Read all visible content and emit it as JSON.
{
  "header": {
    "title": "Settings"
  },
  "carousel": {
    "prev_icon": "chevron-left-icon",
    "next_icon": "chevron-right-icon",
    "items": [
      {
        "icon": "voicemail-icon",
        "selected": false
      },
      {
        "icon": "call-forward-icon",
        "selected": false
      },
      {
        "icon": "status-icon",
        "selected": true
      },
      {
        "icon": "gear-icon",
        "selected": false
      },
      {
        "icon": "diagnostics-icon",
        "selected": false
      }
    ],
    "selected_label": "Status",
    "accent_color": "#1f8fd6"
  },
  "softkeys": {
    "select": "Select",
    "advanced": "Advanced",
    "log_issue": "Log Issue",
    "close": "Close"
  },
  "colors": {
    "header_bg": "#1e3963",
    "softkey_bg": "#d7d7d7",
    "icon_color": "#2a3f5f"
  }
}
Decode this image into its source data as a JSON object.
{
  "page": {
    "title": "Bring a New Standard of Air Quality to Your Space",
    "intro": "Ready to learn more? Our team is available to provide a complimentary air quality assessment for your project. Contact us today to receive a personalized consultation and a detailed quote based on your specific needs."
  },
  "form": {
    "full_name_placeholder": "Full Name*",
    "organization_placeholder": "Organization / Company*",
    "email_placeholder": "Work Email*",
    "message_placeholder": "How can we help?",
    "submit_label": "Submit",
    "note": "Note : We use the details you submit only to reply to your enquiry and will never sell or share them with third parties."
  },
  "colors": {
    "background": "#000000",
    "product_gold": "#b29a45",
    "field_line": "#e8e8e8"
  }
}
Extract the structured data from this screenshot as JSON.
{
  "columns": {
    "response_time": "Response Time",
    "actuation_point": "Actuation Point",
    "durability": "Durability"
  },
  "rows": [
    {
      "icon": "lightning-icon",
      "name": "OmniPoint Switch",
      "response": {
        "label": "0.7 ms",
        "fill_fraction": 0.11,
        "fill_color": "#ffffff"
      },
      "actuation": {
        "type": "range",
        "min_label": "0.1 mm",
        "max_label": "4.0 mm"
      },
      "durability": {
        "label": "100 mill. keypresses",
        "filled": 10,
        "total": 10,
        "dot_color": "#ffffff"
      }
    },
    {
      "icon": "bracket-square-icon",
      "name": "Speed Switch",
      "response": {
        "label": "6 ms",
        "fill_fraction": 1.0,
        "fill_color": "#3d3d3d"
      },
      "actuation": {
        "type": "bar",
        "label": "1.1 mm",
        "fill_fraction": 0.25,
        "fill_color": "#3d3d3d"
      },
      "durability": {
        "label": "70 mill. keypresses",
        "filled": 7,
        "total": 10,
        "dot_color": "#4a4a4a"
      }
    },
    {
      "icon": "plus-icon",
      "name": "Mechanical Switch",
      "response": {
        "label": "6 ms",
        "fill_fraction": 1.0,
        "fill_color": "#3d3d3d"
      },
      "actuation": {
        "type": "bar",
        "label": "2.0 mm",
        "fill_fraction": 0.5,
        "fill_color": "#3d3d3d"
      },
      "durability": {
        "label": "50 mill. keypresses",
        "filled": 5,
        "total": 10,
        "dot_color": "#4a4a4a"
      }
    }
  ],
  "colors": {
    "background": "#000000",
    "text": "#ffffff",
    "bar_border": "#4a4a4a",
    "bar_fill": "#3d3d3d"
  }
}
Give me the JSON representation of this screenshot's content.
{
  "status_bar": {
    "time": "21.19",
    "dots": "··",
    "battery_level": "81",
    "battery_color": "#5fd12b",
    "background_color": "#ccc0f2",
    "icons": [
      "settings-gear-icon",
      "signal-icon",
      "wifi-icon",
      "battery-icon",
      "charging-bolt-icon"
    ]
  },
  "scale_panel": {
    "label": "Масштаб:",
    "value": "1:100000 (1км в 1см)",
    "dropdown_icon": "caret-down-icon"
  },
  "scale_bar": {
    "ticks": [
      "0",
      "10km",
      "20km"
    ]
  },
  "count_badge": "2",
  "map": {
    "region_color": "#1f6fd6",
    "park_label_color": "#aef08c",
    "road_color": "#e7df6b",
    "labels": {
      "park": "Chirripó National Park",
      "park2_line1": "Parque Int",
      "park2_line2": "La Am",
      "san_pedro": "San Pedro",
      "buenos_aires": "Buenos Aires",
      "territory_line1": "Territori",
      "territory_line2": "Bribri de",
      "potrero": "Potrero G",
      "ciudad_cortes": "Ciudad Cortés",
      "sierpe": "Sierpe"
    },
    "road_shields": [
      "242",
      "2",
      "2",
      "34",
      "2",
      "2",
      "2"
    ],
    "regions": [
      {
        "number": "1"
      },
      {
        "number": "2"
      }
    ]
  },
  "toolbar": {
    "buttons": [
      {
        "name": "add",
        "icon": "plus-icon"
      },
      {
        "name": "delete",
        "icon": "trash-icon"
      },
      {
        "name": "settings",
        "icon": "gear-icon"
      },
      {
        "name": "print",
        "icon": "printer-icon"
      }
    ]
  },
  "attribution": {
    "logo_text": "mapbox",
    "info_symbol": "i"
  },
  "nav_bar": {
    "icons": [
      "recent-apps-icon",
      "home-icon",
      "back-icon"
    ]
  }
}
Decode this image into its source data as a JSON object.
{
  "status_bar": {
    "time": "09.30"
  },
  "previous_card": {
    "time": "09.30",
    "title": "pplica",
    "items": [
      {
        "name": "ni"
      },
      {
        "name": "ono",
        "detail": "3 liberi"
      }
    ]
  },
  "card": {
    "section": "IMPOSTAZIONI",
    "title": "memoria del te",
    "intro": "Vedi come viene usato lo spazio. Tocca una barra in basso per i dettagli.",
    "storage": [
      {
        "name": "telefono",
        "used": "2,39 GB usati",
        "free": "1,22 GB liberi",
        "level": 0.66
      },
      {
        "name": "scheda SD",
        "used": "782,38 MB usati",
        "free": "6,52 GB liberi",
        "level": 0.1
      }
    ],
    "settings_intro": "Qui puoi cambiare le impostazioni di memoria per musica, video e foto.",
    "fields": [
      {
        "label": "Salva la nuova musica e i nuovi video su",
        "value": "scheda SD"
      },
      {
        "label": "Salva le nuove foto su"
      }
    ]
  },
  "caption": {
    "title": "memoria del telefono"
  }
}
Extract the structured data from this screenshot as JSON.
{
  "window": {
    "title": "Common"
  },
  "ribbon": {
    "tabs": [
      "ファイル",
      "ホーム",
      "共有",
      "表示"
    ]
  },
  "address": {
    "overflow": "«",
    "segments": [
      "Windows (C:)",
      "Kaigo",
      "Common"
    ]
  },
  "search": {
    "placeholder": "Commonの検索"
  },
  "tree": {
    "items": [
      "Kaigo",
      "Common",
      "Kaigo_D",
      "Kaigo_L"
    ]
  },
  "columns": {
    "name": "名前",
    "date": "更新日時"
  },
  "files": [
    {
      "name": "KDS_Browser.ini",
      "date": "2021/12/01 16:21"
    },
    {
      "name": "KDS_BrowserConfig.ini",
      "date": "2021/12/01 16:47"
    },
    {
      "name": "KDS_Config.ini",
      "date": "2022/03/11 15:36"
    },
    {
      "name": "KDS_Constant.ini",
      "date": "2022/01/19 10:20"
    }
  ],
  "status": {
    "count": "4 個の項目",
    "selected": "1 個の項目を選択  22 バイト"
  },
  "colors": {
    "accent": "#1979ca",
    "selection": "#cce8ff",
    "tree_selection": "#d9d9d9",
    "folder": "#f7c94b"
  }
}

- **TASK GOAL**
The records above are to be repeated exactly, in their entirety.

- **OUTPUT**
Read all visible content and emit it as JSON.
{
  "header": {
    "title": "Settings"
  },
  "carousel": {
    "prev_icon": "chevron-left-icon",
    "next_icon": "chevron-right-icon",
    "items": [
      {
        "icon": "voicemail-icon",
        "selected": false
      },
      {
        "icon": "call-forward-icon",
        "selected": false
      },
      {
        "icon": "status-icon",
        "selected": true
      },
      {
        "icon": "gear-icon",
        "selected": false
      },
      {
        "icon": "diagnostics-icon",
        "selected": false
      }
    ],
    "selected_label": "Status",
    "accent_color": "#1f8fd6"
  },
  "softkeys": {
    "select": "Select",
    "advanced": "Advanced",
    "log_issue": "Log Issue",
    "close": "Close"
  },
  "colors": {
    "header_bg": "#1e3963",
    "softkey_bg": "#d7d7d7",
    "icon_color": "#2a3f5f"
  }
}
Decode this image into its source data as a JSON object.
{
  "page": {
    "title": "Bring a New Standard of Air Quality to Your Space",
    "intro": "Ready to learn more? Our team is available to provide a complimentary air quality assessment for your project. Contact us today to receive a personalized consultation and a detailed quote based on your specific needs."
  },
  "form": {
    "full_name_placeholder": "Full Name*",
    "organization_placeholder": "Organization / Company*",
    "email_placeholder": "Work Email*",
    "message_placeholder": "How can we help?",
    "submit_label": "Submit",
    "note": "Note : We use the details you submit only to reply to your enquiry and will never sell or share them with third parties."
  },
  "colors": {
    "background": "#000000",
    "product_gold": "#b29a45",
    "field_line": "#e8e8e8"
  }
}
Extract the structured data from this screenshot as JSON.
{
  "columns": {
    "response_time": "Response Time",
    "actuation_point": "Actuation Point",
    "durability": "Durability"
  },
  "rows": [
    {
      "icon": "lightning-icon",
      "name": "OmniPoint Switch",
      "response": {
        "label": "0.7 ms",
        "fill_fraction": 0.11,
        "fill_color": "#ffffff"
      },
      "actuation": {
        "type": "range",
        "min_label": "0.1 mm",
        "max_label": "4.0 mm"
      },
      "durability": {
        "label": "100 mill. keypresses",
        "filled": 10,
        "total": 10,
        "dot_color": "#ffffff"
      }
    },
    {
      "icon": "bracket-square-icon",
      "name": "Speed Switch",
      "response": {
        "label": "6 ms",
        "fill_fraction": 1.0,
        "fill_color": "#3d3d3d"
      },
      "actuation": {
        "type": "bar",
        "label": "1.1 mm",
        "fill_fraction": 0.25,
        "fill_color": "#3d3d3d"
      },
      "durability": {
        "label": "70 mill. keypresses",
        "filled": 7,
        "total": 10,
        "dot_color": "#4a4a4a"
      }
    },
    {
      "icon": "plus-icon",
      "name": "Mechanical Switch",
      "response": {
        "label": "6 ms",
        "fill_fraction": 1.0,
        "fill_color": "#3d3d3d"
      },
      "actuation": {
        "type": "bar",
        "label": "2.0 mm",
        "fill_fraction": 0.5,
        "fill_color": "#3d3d3d"
      },
      "durability": {
        "label": "50 mill. keypresses",
        "filled": 5,
        "total": 10,
        "dot_color": "#4a4a4a"
      }
    }
  ],
  "colors": {
    "background": "#000000",
    "text": "#ffffff",
    "bar_border": "#4a4a4a",
    "bar_fill": "#3d3d3d"
  }
}
Give me the JSON representation of this screenshot's content.
{
  "status_bar": {
    "time": "21.19",
    "dots": "··",
    "battery_level": "81",
    "battery_color": "#5fd12b",
    "background_color": "#ccc0f2",
    "icons": [
      "settings-gear-icon",
      "signal-icon",
      "wifi-icon",
      "battery-icon",
      "charging-bolt-icon"
    ]
  },
  "scale_panel": {
    "label": "Масштаб:",
    "value": "1:100000 (1км в 1см)",
    "dropdown_icon": "caret-down-icon"
  },
  "scale_bar": {
    "ticks": [
      "0",
      "10km",
      "20km"
    ]
  },
  "count_badge": "2",
  "map": {
    "region_color": "#1f6fd6",
    "park_label_color": "#aef08c",
    "road_color": "#e7df6b",
    "labels": {
      "park": "Chirripó National Park",
      "park2_line1": "Parque Int",
      "park2_line2": "La Am",
      "san_pedro": "San Pedro",
      "buenos_aires": "Buenos Aires",
      "territory_line1": "Territori",
      "territory_line2": "Bribri de",
      "potrero": "Potrero G",
      "ciudad_cortes": "Ciudad Cortés",
      "sierpe": "Sierpe"
    },
    "road_shields": [
      "242",
      "2",
      "2",
      "34",
      "2",
      "2",
      "2"
    ],
    "regions": [
      {
        "number": "1"
      },
      {
        "number": "2"
      }
    ]
  },
  "toolbar": {
    "buttons": [
      {
        "name": "add",
        "icon": "plus-icon"
      },
      {
        "name": "delete",
        "icon": "trash-icon"
      },
      {
        "name": "settings",
        "icon": "gear-icon"
      },
      {
        "name": "print",
        "icon": "printer-icon"
      }
    ]
  },
  "attribution": {
    "logo_text": "mapbox",
    "info_symbol": "i"
  },
  "nav_bar": {
    "icons": [
      "recent-apps-icon",
      "home-icon",
      "back-icon"
    ]
  }
}
Decode this image into its source data as a JSON object.
{
  "status_bar": {
    "time": "09.30"
  },
  "previous_card": {
    "time": "09.30",
    "title": "pplica",
    "items": [
      {
        "name": "ni"
      },
      {
        "name": "ono",
        "detail": "3 liberi"
      }
    ]
  },
  "card": {
    "section": "IMPOSTAZIONI",
    "title": "memoria del te",
    "intro": "Vedi come viene usato lo spazio. Tocca una barra in basso per i dettagli.",
    "storage": [
      {
        "name": "telefono",
        "used": "2,39 GB usati",
        "free": "1,22 GB liberi",
        "level": 0.66
      },
      {
        "name": "scheda SD",
        "used": "782,38 MB usati",
        "free": "6,52 GB liberi",
        "level": 0.1
      }
    ],
    "settings_intro": "Qui puoi cambiare le impostazioni di memoria per musica, video e foto.",
    "fields": [
      {
        "label": "Salva la nuova musica e i nuovi video su",
        "value": "scheda SD"
      },
      {
        "label": "Salva le nuove foto su"
      }
    ]
  },
  "caption": {
    "title": "memoria del telefono"
  }
}
Extract the structured data from this screenshot as JSON.
{
  "window": {
    "title": "Common"
  },
  "ribbon": {
    "tabs": [
      "ファイル",
      "ホーム",
      "共有",
      "表示"
    ]
  },
  "address": {
    "overflow": "«",
    "segments": [
      "Windows (C:)",
      "Kaigo",
      "Common"
    ]
  },
  "search": {
    "placeholder": "Commonの検索"
  },
  "tree": {
    "items": [
      "Kaigo",
      "Common",
      "Kaigo_D",
      "Kaigo_L"
    ]
  },
  "columns": {
    "name": "名前",
    "date": "更新日時"
  },
  "files": [
    {
      "name": "KDS_Browser.ini",
      "date": "2021/12/01 16:21"
    },
    {
      "name": "KDS_BrowserConfig.ini",
      "date": "2021/12/01 16:47"
    },
    {
      "name": "KDS_Config.ini",
      "date": "2022/03/11 15:36"
    },
    {
      "name": "KDS_Constant.ini",
      "date": "2022/01/19 10:20"
    }
  ],
  "status": {
    "count": "4 個の項目",
    "selected": "1 個の項目を選択  22 バイト"
  },
  "colors": {
    "accent": "#1979ca",
    "selection": "#cce8ff",
    "tree_selection": "#d9d9d9",
    "folder": "#f7c94b"
  }
}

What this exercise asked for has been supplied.